■ **Given exercise**:
Omit every picture while repeating the entries exactly.

■ **Dataset content**:

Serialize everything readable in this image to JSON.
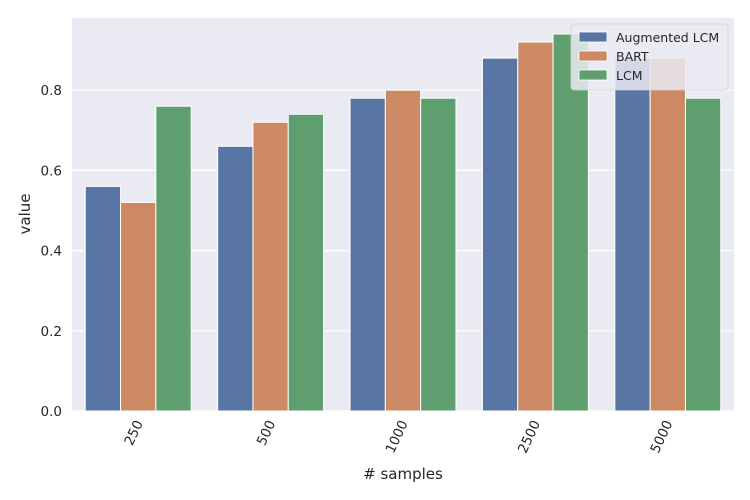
{
  "chart_data": {
    "type": "bar",
    "categories": [
      "250",
      "500",
      "1000",
      "2500",
      "5000"
    ],
    "series": [
      {
        "name": "Augmented LCM",
        "color": "#5875a4",
        "values": [
          0.56,
          0.66,
          0.78,
          0.88,
          0.88
        ]
      },
      {
        "name": "BART",
        "color": "#cc8963",
        "values": [
          0.52,
          0.72,
          0.8,
          0.92,
          0.88
        ]
      },
      {
        "name": "LCM",
        "color": "#5f9e6e",
        "values": [
          0.76,
          0.74,
          0.78,
          0.94,
          0.78
        ]
      }
    ],
    "xlabel": "# samples",
    "ylabel": "value",
    "ylim": [
      0,
      0.98
    ],
    "yticks": [
      "0.0",
      "0.2",
      "0.4",
      "0.6",
      "0.8"
    ],
    "grid": true,
    "background": "#eaeaf2",
    "legend_position": "top-right"
  }
}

■ **Answer**:
Serialize everything readable in this image to JSON.
{
  "chart_data": {
    "type": "bar",
    "categories": [
      "250",
      "500",
      "1000",
      "2500",
      "5000"
    ],
    "series": [
      {
        "name": "Augmented LCM",
        "color": "#5875a4",
        "values": [
          0.56,
          0.66,
          0.78,
          0.88,
          0.88
        ]
      },
      {
        "name": "BART",
        "color": "#cc8963",
        "values": [
          0.52,
          0.72,
          0.8,
          0.92,
          0.88
        ]
      },
      {
        "name": "LCM",
        "color": "#5f9e6e",
        "values": [
          0.76,
          0.74,
          0.78,
          0.94,
          0.78
        ]
      }
    ],
    "xlabel": "# samples",
    "ylabel": "value",
    "ylim": [
      0,
      0.98
    ],
    "yticks": [
      "0.0",
      "0.2",
      "0.4",
      "0.6",
      "0.8"
    ],
    "grid": true,
    "background": "#eaeaf2",
    "legend_position": "top-right"
  }
}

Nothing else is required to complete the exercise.